• **To be done**: Where a line in the listing contains the string "сфере", copy that line out.

• **Dataset**:
□ □ □ □
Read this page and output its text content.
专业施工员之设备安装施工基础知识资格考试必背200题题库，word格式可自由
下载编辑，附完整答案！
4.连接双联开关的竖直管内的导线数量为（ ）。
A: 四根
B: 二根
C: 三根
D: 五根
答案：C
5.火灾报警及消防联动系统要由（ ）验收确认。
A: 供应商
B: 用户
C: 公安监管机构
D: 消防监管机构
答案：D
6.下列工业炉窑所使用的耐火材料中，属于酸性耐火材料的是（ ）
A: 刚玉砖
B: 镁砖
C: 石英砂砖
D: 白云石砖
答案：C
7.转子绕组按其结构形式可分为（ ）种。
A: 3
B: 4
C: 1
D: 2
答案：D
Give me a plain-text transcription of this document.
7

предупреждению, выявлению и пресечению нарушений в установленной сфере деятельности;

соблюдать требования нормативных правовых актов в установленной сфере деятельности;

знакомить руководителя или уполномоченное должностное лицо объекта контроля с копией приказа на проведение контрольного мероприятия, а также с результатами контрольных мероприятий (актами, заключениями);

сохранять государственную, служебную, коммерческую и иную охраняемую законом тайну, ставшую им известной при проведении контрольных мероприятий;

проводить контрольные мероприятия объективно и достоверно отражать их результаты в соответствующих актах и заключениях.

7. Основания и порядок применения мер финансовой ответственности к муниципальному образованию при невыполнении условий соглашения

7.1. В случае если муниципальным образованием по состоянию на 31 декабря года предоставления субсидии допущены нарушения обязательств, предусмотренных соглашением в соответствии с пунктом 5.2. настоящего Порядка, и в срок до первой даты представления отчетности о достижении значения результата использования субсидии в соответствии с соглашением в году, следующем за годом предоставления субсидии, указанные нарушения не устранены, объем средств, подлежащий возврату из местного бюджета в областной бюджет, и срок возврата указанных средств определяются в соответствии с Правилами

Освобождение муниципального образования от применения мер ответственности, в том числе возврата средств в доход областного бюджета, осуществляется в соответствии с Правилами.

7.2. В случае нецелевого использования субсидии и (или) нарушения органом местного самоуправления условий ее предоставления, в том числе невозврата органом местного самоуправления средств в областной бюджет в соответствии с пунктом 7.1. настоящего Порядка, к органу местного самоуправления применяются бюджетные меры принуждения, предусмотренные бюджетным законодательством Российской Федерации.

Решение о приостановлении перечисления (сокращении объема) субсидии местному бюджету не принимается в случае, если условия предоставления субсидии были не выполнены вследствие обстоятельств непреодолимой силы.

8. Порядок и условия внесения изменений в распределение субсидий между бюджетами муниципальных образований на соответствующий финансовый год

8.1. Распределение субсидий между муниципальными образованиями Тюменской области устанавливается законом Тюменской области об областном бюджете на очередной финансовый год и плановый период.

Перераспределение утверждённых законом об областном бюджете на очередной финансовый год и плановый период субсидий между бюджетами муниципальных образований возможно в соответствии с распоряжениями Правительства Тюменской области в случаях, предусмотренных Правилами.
□ □ □ □
• **Task answer**:
предупреждению, выявлению и пресечению нарушений в установленной сфере деятельности;
соблюдать требования нормативных правовых актов в установленной сфере деятельности;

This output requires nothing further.